• [Task to complete]
Exactly repeat the full listing that follows.

[Rows from a dataset]
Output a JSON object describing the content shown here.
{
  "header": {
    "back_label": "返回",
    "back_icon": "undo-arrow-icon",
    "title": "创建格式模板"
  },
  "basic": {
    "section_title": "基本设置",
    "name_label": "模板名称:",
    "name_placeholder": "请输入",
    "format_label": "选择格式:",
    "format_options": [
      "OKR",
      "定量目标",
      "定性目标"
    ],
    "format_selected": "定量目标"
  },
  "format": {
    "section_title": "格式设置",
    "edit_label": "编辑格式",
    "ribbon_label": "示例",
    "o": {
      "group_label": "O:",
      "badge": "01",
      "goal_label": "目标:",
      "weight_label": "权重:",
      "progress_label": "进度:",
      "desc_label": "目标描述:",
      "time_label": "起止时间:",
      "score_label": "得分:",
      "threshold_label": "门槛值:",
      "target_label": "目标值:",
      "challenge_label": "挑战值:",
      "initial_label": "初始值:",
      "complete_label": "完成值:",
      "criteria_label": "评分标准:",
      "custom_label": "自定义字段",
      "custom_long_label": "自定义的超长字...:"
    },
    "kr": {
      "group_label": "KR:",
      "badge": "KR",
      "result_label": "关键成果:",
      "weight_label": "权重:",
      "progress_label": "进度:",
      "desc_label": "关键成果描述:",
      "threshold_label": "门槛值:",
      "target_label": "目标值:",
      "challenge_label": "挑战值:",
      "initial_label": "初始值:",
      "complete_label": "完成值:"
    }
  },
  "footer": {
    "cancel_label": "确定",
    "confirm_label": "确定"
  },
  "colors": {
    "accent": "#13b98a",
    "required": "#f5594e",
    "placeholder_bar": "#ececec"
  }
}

• [Exercise result]
Output a JSON object describing the content shown here.
{
  "header": {
    "back_label": "返回",
    "back_icon": "undo-arrow-icon",
    "title": "创建格式模板"
  },
  "basic": {
    "section_title": "基本设置",
    "name_label": "模板名称:",
    "name_placeholder": "请输入",
    "format_label": "选择格式:",
    "format_options": [
      "OKR",
      "定量目标",
      "定性目标"
    ],
    "format_selected": "定量目标"
  },
  "format": {
    "section_title": "格式设置",
    "edit_label": "编辑格式",
    "ribbon_label": "示例",
    "o": {
      "group_label": "O:",
      "badge": "01",
      "goal_label": "目标:",
      "weight_label": "权重:",
      "progress_label": "进度:",
      "desc_label": "目标描述:",
      "time_label": "起止时间:",
      "score_label": "得分:",
      "threshold_label": "门槛值:",
      "target_label": "目标值:",
      "challenge_label": "挑战值:",
      "initial_label": "初始值:",
      "complete_label": "完成值:",
      "criteria_label": "评分标准:",
      "custom_label": "自定义字段",
      "custom_long_label": "自定义的超长字...:"
    },
    "kr": {
      "group_label": "KR:",
      "badge": "KR",
      "result_label": "关键成果:",
      "weight_label": "权重:",
      "progress_label": "进度:",
      "desc_label": "关键成果描述:",
      "threshold_label": "门槛值:",
      "target_label": "目标值:",
      "challenge_label": "挑战值:",
      "initial_label": "初始值:",
      "complete_label": "完成值:"
    }
  },
  "footer": {
    "cancel_label": "确定",
    "confirm_label": "确定"
  },
  "colors": {
    "accent": "#13b98a",
    "required": "#f5594e",
    "placeholder_bar": "#ececec"
  }
}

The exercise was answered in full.